■ WORK REQUIRED
All of the data below must be repeated exactly.

------------------------------------------------

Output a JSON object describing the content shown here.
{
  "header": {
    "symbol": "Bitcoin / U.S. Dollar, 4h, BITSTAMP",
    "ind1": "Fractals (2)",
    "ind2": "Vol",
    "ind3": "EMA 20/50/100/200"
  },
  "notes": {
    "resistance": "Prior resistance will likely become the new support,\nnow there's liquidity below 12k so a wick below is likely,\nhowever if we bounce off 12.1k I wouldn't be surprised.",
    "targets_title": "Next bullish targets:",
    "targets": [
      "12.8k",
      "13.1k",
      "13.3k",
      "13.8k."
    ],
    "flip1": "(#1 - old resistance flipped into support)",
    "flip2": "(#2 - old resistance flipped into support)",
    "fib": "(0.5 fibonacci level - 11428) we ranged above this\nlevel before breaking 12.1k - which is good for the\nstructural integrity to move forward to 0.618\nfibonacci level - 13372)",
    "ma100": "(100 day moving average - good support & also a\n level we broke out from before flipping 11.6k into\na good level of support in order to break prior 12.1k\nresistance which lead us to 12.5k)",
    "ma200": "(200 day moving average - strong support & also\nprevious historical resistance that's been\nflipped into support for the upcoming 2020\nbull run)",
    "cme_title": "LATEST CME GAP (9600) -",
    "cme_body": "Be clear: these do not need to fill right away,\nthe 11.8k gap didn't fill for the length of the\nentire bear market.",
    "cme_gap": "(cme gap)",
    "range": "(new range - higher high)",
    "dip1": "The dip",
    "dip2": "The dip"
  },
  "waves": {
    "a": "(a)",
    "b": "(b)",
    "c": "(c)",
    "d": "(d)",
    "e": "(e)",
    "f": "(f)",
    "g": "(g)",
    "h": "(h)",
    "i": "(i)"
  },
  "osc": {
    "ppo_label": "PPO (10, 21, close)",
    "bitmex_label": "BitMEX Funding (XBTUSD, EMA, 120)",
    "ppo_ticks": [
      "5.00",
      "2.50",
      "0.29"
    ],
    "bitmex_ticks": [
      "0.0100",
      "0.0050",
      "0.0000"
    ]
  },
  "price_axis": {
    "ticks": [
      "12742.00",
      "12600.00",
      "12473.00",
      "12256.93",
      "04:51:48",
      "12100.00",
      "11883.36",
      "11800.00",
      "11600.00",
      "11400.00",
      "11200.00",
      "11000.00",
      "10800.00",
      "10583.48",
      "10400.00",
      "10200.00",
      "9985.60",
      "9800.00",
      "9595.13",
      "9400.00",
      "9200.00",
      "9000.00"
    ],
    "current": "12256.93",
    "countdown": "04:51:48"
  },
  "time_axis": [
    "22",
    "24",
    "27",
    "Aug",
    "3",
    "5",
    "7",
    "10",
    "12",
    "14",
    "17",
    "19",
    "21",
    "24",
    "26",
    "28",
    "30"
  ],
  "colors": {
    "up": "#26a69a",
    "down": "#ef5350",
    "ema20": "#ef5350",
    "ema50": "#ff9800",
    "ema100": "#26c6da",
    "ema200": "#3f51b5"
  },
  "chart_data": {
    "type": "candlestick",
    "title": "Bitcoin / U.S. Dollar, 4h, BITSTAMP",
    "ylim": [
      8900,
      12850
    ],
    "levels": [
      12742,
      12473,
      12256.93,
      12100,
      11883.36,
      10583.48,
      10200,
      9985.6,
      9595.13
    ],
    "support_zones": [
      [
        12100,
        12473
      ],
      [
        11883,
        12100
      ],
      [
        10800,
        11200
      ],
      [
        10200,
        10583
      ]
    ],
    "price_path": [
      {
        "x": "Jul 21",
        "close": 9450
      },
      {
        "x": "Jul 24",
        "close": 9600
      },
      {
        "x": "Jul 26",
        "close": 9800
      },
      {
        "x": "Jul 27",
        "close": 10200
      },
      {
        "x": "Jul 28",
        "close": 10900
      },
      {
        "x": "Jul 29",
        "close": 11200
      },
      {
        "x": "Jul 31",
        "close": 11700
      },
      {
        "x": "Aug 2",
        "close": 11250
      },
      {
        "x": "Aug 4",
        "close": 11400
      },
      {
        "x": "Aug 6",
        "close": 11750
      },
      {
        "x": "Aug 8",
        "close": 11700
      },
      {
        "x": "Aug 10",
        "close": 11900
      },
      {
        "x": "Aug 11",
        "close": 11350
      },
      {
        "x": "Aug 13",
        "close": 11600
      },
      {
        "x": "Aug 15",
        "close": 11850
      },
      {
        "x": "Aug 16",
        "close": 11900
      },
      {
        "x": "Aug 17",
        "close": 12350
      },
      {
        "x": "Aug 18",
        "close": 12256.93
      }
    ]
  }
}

------------------------------------------------

■ RESPONSE TO THIS EXERCISE
Output a JSON object describing the content shown here.
{
  "header": {
    "symbol": "Bitcoin / U.S. Dollar, 4h, BITSTAMP",
    "ind1": "Fractals (2)",
    "ind2": "Vol",
    "ind3": "EMA 20/50/100/200"
  },
  "notes": {
    "resistance": "Prior resistance will likely become the new support,\nnow there's liquidity below 12k so a wick below is likely,\nhowever if we bounce off 12.1k I wouldn't be surprised.",
    "targets_title": "Next bullish targets:",
    "targets": [
      "12.8k",
      "13.1k",
      "13.3k",
      "13.8k."
    ],
    "flip1": "(#1 - old resistance flipped into support)",
    "flip2": "(#2 - old resistance flipped into support)",
    "fib": "(0.5 fibonacci level - 11428) we ranged above this\nlevel before breaking 12.1k - which is good for the\nstructural integrity to move forward to 0.618\nfibonacci level - 13372)",
    "ma100": "(100 day moving average - good support & also a\n level we broke out from before flipping 11.6k into\na good level of support in order to break prior 12.1k\nresistance which lead us to 12.5k)",
    "ma200": "(200 day moving average - strong support & also\nprevious historical resistance that's been\nflipped into support for the upcoming 2020\nbull run)",
    "cme_title": "LATEST CME GAP (9600) -",
    "cme_body": "Be clear: these do not need to fill right away,\nthe 11.8k gap didn't fill for the length of the\nentire bear market.",
    "cme_gap": "(cme gap)",
    "range": "(new range - higher high)",
    "dip1": "The dip",
    "dip2": "The dip"
  },
  "waves": {
    "a": "(a)",
    "b": "(b)",
    "c": "(c)",
    "d": "(d)",
    "e": "(e)",
    "f": "(f)",
    "g": "(g)",
    "h": "(h)",
    "i": "(i)"
  },
  "osc": {
    "ppo_label": "PPO (10, 21, close)",
    "bitmex_label": "BitMEX Funding (XBTUSD, EMA, 120)",
    "ppo_ticks": [
      "5.00",
      "2.50",
      "0.29"
    ],
    "bitmex_ticks": [
      "0.0100",
      "0.0050",
      "0.0000"
    ]
  },
  "price_axis": {
    "ticks": [
      "12742.00",
      "12600.00",
      "12473.00",
      "12256.93",
      "04:51:48",
      "12100.00",
      "11883.36",
      "11800.00",
      "11600.00",
      "11400.00",
      "11200.00",
      "11000.00",
      "10800.00",
      "10583.48",
      "10400.00",
      "10200.00",
      "9985.60",
      "9800.00",
      "9595.13",
      "9400.00",
      "9200.00",
      "9000.00"
    ],
    "current": "12256.93",
    "countdown": "04:51:48"
  },
  "time_axis": [
    "22",
    "24",
    "27",
    "Aug",
    "3",
    "5",
    "7",
    "10",
    "12",
    "14",
    "17",
    "19",
    "21",
    "24",
    "26",
    "28",
    "30"
  ],
  "colors": {
    "up": "#26a69a",
    "down": "#ef5350",
    "ema20": "#ef5350",
    "ema50": "#ff9800",
    "ema100": "#26c6da",
    "ema200": "#3f51b5"
  },
  "chart_data": {
    "type": "candlestick",
    "title": "Bitcoin / U.S. Dollar, 4h, BITSTAMP",
    "ylim": [
      8900,
      12850
    ],
    "levels": [
      12742,
      12473,
      12256.93,
      12100,
      11883.36,
      10583.48,
      10200,
      9985.6,
      9595.13
    ],
    "support_zones": [
      [
        12100,
        12473
      ],
      [
        11883,
        12100
      ],
      [
        10800,
        11200
      ],
      [
        10200,
        10583
      ]
    ],
    "price_path": [
      {
        "x": "Jul 21",
        "close": 9450
      },
      {
        "x": "Jul 24",
        "close": 9600
      },
      {
        "x": "Jul 26",
        "close": 9800
      },
      {
        "x": "Jul 27",
        "close": 10200
      },
      {
        "x": "Jul 28",
        "close": 10900
      },
      {
        "x": "Jul 29",
        "close": 11200
      },
      {
        "x": "Jul 31",
        "close": 11700
      },
      {
        "x": "Aug 2",
        "close": 11250
      },
      {
        "x": "Aug 4",
        "close": 11400
      },
      {
        "x": "Aug 6",
        "close": 11750
      },
      {
        "x": "Aug 8",
        "close": 11700
      },
      {
        "x": "Aug 10",
        "close": 11900
      },
      {
        "x": "Aug 11",
        "close": 11350
      },
      {
        "x": "Aug 13",
        "close": 11600
      },
      {
        "x": "Aug 15",
        "close": 11850
      },
      {
        "x": "Aug 16",
        "close": 11900
      },
      {
        "x": "Aug 17",
        "close": 12350
      },
      {
        "x": "Aug 18",
        "close": 12256.93
      }
    ]
  }
}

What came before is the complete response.